Records from a collection:
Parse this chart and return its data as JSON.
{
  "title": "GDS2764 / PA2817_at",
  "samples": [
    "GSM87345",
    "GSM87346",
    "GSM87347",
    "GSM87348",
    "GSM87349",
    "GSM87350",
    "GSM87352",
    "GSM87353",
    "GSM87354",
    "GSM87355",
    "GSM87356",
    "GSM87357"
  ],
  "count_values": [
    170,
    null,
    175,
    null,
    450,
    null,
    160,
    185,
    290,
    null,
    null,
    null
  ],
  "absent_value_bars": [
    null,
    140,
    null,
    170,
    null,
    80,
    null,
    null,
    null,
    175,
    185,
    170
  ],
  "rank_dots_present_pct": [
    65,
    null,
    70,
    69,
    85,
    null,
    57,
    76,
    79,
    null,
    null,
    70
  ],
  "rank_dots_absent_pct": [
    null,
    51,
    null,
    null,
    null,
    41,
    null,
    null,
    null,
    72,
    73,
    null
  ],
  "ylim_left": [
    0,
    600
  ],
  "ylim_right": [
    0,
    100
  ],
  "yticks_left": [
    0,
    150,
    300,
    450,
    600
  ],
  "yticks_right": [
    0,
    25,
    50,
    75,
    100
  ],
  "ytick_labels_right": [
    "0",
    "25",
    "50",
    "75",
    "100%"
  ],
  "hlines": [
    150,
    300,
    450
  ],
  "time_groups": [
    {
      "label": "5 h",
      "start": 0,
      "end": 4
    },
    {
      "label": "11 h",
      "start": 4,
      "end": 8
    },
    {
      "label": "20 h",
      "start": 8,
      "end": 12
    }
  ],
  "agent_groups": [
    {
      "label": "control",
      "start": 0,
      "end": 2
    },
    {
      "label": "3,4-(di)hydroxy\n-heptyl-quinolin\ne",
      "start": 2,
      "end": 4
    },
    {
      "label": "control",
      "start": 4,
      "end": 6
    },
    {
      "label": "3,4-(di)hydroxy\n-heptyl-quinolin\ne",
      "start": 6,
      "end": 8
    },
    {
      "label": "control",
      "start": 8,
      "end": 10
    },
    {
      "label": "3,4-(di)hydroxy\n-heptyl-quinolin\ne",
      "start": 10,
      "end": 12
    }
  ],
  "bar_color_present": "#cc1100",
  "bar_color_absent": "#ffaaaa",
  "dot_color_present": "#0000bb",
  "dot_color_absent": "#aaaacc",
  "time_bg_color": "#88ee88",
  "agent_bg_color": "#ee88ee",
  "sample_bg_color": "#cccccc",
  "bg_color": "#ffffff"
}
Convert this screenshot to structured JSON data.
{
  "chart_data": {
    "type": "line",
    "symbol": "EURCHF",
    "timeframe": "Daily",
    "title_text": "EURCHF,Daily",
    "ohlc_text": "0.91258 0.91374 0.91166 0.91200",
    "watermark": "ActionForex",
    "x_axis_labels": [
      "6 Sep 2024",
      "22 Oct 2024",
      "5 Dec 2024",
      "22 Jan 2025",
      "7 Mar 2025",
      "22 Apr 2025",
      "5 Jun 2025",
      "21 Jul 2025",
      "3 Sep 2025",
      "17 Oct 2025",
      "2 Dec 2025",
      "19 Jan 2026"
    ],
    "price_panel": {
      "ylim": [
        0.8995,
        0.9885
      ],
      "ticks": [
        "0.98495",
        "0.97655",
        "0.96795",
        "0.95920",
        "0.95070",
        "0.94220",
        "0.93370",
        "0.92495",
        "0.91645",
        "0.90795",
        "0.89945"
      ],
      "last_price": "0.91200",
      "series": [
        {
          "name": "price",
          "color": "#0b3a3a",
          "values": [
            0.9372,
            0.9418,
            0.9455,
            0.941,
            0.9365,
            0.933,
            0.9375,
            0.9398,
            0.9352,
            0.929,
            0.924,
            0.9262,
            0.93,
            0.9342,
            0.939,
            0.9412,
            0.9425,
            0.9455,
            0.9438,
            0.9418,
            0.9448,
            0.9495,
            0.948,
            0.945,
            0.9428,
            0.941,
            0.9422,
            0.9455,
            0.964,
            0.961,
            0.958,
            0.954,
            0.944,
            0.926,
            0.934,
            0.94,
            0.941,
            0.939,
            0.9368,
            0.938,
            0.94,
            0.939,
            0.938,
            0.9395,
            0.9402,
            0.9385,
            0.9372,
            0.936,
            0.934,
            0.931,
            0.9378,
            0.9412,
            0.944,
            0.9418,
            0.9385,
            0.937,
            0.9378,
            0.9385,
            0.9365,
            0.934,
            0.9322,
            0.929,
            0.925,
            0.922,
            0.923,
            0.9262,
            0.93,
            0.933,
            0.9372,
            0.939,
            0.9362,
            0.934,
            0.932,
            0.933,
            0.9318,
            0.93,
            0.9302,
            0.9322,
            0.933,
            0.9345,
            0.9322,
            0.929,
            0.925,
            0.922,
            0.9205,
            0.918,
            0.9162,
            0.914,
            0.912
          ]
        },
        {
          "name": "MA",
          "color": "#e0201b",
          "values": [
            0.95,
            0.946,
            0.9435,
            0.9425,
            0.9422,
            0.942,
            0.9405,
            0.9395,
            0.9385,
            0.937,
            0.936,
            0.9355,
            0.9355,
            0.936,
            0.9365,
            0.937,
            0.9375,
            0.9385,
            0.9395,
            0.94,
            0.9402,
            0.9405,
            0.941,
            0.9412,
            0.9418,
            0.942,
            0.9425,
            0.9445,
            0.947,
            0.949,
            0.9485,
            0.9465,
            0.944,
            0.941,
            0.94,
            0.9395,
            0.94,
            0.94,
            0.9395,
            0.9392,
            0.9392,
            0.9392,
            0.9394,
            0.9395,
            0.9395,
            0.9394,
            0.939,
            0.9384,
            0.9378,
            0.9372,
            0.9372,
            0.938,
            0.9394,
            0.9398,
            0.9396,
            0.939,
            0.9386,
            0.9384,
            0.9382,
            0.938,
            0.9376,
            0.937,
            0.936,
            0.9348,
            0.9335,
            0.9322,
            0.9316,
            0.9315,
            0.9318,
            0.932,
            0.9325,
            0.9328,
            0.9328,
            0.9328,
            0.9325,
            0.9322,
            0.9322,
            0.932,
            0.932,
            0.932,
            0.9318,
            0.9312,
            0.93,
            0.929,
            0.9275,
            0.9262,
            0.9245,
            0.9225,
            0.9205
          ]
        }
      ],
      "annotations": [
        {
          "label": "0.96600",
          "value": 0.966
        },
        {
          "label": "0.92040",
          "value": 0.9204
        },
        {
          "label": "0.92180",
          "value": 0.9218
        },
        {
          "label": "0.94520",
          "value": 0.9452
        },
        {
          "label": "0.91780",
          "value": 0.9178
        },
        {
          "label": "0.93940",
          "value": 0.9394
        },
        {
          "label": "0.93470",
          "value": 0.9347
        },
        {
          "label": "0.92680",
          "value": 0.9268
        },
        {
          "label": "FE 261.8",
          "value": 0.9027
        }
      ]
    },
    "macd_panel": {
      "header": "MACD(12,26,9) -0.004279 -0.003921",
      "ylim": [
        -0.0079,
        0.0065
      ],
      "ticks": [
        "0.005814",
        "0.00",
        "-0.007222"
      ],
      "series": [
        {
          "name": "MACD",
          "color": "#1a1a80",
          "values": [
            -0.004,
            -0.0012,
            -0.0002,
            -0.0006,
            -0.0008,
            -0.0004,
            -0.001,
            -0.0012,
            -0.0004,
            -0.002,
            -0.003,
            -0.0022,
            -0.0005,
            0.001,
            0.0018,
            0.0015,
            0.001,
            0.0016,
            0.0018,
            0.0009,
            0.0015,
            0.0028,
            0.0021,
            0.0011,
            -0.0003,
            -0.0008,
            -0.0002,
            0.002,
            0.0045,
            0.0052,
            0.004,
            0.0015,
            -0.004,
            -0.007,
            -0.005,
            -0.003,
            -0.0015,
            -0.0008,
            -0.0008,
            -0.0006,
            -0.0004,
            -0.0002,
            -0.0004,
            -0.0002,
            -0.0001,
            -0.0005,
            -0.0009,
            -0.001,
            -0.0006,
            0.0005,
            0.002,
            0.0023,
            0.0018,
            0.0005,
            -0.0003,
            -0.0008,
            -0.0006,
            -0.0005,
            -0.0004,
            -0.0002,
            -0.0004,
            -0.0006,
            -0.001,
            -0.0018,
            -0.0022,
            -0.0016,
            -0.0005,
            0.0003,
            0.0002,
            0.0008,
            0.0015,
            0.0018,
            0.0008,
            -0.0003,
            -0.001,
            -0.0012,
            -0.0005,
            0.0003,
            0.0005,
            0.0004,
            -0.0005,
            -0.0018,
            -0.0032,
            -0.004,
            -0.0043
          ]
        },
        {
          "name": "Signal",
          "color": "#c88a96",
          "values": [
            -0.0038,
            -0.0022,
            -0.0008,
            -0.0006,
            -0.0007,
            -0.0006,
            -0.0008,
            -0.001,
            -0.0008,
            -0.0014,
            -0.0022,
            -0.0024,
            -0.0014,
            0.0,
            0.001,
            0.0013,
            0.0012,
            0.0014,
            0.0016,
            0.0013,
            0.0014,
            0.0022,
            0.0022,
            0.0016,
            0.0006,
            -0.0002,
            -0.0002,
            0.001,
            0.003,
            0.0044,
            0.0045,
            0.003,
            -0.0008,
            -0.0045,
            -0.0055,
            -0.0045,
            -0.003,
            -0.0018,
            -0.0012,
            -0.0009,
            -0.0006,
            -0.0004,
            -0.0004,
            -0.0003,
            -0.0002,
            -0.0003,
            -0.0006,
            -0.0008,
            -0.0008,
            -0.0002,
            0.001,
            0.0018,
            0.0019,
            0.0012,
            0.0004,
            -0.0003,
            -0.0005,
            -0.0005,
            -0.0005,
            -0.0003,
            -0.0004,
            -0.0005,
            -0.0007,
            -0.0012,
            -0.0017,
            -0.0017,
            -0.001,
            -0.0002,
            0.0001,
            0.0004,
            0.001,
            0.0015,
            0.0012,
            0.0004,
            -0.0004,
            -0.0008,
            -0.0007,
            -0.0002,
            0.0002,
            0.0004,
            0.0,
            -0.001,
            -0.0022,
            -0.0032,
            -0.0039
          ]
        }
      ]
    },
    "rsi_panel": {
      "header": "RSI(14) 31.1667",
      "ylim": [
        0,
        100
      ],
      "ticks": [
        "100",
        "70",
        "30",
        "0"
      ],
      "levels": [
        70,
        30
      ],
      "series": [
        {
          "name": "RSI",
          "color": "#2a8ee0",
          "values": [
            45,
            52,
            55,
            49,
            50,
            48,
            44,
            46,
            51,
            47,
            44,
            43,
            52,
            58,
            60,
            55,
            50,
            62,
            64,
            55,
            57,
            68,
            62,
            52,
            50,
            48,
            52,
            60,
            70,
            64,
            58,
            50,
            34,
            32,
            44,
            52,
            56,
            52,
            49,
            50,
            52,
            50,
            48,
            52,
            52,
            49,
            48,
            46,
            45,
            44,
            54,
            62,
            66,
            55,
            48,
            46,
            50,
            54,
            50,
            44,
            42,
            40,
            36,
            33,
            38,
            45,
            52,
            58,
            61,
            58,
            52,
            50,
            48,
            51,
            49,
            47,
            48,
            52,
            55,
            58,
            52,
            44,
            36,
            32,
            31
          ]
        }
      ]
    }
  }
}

REQUIREMENT:
Copy out each line of the listing that holds "this".

COMPLETE ANSWER:
Parse this chart and return its data as JSON.
Convert this screenshot to structured JSON data.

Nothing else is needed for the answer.